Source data
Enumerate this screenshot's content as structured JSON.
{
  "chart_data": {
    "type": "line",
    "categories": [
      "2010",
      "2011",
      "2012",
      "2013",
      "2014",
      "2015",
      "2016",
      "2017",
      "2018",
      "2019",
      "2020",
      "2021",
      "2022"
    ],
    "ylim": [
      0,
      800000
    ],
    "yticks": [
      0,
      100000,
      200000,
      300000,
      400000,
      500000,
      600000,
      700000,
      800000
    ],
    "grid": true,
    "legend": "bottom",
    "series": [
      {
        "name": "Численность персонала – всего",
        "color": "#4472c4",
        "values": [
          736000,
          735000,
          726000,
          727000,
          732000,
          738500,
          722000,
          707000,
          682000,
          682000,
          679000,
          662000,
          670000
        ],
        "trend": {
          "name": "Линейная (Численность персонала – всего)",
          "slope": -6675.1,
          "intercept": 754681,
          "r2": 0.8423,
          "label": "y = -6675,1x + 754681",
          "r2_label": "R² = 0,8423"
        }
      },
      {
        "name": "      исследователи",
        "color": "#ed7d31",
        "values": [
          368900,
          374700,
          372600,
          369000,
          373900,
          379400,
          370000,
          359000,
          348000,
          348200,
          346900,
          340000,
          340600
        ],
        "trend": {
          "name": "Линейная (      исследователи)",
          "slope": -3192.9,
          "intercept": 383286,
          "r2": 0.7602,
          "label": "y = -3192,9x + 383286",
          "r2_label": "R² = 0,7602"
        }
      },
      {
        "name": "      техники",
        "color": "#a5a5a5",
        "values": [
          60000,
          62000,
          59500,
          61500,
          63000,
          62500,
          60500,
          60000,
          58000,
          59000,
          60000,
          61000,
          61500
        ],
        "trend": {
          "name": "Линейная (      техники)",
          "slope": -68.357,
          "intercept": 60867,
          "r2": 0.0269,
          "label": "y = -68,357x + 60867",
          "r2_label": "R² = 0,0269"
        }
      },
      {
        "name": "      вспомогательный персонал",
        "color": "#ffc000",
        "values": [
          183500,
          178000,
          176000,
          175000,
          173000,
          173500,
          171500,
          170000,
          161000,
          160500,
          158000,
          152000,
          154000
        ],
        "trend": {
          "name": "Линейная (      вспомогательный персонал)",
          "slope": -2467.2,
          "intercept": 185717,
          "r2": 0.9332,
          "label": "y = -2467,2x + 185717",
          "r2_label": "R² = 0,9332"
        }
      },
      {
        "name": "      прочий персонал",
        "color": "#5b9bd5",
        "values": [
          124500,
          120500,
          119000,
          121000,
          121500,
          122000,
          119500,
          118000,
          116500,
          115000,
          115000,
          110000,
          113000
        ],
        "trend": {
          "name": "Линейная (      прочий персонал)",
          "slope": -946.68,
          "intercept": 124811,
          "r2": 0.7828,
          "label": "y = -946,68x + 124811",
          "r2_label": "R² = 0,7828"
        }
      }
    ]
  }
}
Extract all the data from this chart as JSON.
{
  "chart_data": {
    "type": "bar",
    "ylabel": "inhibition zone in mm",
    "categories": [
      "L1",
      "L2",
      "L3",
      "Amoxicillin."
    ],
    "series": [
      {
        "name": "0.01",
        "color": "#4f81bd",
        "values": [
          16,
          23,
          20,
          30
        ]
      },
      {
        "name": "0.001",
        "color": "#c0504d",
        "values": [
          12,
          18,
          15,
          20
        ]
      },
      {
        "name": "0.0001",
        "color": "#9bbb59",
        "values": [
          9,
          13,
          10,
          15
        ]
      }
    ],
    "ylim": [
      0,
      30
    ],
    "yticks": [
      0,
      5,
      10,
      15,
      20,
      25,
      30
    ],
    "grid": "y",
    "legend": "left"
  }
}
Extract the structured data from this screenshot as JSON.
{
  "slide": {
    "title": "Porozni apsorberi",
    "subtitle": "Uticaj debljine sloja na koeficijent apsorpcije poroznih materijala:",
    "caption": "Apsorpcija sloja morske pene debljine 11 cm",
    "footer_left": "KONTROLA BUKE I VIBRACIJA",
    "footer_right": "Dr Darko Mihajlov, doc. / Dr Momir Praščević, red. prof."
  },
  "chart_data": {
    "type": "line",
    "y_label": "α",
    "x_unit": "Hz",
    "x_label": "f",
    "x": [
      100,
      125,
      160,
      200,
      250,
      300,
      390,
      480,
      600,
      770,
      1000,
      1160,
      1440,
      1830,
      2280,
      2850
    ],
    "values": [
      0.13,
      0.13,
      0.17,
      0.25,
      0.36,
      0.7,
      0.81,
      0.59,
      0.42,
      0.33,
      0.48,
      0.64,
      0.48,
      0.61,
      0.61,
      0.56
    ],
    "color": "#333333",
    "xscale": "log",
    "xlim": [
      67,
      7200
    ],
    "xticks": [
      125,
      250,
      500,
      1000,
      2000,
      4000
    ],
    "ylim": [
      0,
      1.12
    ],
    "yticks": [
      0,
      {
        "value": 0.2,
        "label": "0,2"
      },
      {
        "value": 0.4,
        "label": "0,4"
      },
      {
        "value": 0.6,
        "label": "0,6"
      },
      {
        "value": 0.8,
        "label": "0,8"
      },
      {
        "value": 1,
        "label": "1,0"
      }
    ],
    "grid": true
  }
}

#### WHAT YOU SHOULD DO
List all lines holding the string "intercept".

#### FINAL ANSWER
          "intercept": 754681,
          "intercept": 383286,
          "intercept": 60867,
          "intercept": 185717,
          "intercept": 124811,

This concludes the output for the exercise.